== Figure contents as structured data ==
—————

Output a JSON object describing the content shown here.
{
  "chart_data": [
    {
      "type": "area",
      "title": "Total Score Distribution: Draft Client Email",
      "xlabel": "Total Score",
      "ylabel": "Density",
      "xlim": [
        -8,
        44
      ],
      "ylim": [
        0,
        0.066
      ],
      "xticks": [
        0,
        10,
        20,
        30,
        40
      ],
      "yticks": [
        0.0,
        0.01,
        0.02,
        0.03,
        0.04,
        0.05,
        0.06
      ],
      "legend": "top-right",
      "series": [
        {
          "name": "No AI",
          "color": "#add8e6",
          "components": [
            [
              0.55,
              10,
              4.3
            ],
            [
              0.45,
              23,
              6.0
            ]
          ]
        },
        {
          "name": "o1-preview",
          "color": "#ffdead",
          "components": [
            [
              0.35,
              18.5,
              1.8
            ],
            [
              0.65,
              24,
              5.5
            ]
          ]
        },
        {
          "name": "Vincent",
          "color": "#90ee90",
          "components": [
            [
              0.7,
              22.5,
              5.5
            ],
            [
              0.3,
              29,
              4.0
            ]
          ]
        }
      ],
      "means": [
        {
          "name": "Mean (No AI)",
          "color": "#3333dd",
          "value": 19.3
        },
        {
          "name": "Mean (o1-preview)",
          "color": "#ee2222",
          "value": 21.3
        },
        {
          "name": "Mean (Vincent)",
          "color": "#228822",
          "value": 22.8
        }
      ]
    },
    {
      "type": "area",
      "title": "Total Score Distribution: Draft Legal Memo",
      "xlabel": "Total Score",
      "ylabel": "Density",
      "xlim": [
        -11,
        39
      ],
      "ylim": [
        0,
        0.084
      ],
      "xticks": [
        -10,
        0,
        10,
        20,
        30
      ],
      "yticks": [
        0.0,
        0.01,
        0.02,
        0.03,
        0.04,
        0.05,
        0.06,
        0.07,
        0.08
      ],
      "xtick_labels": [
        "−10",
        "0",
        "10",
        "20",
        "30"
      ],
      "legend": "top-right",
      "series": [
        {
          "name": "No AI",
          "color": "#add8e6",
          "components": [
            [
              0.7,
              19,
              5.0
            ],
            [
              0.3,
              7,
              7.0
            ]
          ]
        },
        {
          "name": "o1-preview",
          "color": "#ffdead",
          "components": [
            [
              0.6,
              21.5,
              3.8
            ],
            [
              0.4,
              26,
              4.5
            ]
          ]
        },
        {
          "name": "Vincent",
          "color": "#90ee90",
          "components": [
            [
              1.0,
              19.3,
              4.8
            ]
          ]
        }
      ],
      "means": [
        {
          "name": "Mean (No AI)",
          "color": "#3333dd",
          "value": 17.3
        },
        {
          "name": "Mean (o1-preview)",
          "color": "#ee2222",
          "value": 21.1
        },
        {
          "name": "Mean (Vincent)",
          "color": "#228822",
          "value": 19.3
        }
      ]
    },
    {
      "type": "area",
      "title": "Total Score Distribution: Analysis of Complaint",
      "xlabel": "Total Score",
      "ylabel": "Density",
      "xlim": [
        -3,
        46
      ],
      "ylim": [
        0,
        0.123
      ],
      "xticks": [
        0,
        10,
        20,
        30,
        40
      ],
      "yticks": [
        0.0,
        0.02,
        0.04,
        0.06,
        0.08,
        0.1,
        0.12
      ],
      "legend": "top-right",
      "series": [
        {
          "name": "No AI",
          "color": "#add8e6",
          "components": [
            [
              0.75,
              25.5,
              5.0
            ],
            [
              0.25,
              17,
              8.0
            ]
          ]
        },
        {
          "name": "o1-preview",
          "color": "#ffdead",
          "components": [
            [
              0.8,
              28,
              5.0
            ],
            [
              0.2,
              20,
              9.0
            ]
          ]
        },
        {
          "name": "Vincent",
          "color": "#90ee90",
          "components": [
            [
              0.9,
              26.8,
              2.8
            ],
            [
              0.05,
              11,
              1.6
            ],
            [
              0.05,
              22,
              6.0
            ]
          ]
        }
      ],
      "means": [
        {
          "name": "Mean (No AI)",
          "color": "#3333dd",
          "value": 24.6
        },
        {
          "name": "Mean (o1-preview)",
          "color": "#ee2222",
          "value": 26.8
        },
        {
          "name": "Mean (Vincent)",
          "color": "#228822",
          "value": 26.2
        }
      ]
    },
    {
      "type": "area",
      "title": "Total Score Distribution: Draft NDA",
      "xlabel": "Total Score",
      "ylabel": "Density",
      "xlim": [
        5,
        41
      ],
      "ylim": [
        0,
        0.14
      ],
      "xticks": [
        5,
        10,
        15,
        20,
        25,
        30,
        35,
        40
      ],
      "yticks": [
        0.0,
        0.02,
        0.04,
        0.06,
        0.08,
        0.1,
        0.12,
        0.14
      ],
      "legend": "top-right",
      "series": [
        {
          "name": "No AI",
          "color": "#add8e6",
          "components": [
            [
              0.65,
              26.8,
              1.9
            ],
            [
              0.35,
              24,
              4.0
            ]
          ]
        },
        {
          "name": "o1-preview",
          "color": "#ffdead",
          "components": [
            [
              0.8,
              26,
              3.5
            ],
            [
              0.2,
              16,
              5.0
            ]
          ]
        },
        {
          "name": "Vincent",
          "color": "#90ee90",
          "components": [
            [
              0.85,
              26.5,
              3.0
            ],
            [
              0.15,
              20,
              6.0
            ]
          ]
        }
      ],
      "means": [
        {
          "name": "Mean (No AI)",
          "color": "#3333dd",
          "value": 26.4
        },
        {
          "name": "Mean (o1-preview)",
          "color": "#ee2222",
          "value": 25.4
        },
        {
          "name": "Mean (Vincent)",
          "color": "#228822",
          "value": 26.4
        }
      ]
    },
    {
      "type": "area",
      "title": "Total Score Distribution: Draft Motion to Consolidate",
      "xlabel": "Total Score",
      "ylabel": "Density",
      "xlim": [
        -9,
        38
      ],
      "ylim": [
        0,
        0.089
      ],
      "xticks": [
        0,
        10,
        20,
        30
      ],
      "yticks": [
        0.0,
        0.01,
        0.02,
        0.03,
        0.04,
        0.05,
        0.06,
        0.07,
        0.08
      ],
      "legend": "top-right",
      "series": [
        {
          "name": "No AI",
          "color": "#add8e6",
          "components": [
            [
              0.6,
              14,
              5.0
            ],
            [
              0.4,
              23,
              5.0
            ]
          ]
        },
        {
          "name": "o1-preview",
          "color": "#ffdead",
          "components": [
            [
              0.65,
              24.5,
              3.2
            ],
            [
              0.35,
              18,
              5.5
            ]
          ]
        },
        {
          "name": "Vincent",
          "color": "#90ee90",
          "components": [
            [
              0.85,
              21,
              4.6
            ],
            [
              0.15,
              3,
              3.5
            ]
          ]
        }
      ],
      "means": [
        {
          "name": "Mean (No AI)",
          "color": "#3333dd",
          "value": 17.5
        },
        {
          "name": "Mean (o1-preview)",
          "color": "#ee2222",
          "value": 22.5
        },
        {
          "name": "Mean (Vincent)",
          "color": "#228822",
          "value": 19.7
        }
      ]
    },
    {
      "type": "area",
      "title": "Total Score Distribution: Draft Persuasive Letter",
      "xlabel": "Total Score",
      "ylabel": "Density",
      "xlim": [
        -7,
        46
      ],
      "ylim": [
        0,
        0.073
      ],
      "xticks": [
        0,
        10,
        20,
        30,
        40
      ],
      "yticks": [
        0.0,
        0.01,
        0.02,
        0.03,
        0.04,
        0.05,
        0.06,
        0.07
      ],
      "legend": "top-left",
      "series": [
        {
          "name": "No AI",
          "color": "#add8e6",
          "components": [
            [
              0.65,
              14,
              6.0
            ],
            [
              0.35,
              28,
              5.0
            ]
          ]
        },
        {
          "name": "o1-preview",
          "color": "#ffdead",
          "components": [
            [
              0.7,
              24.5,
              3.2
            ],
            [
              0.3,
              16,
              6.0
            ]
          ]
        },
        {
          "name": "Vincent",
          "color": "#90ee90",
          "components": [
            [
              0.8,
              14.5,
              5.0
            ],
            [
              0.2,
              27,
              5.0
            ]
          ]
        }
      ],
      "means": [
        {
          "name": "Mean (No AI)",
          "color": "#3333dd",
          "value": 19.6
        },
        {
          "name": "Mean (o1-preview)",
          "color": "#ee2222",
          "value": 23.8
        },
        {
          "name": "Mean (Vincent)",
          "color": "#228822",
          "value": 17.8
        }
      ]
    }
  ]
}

—————

== Task instructions ==
Check each line above for the word "title" and copy the ones that have it.

== Answer for this exercise ==
      "title": "Total Score Distribution: Draft Client Email",
      "title": "Total Score Distribution: Draft Legal Memo",
      "title": "Total Score Distribution: Analysis of Complaint",
      "title": "Total Score Distribution: Draft NDA",
      "title": "Total Score Distribution: Draft Motion to Consolidate",
      "title": "Total Score Distribution: Draft Persuasive Letter",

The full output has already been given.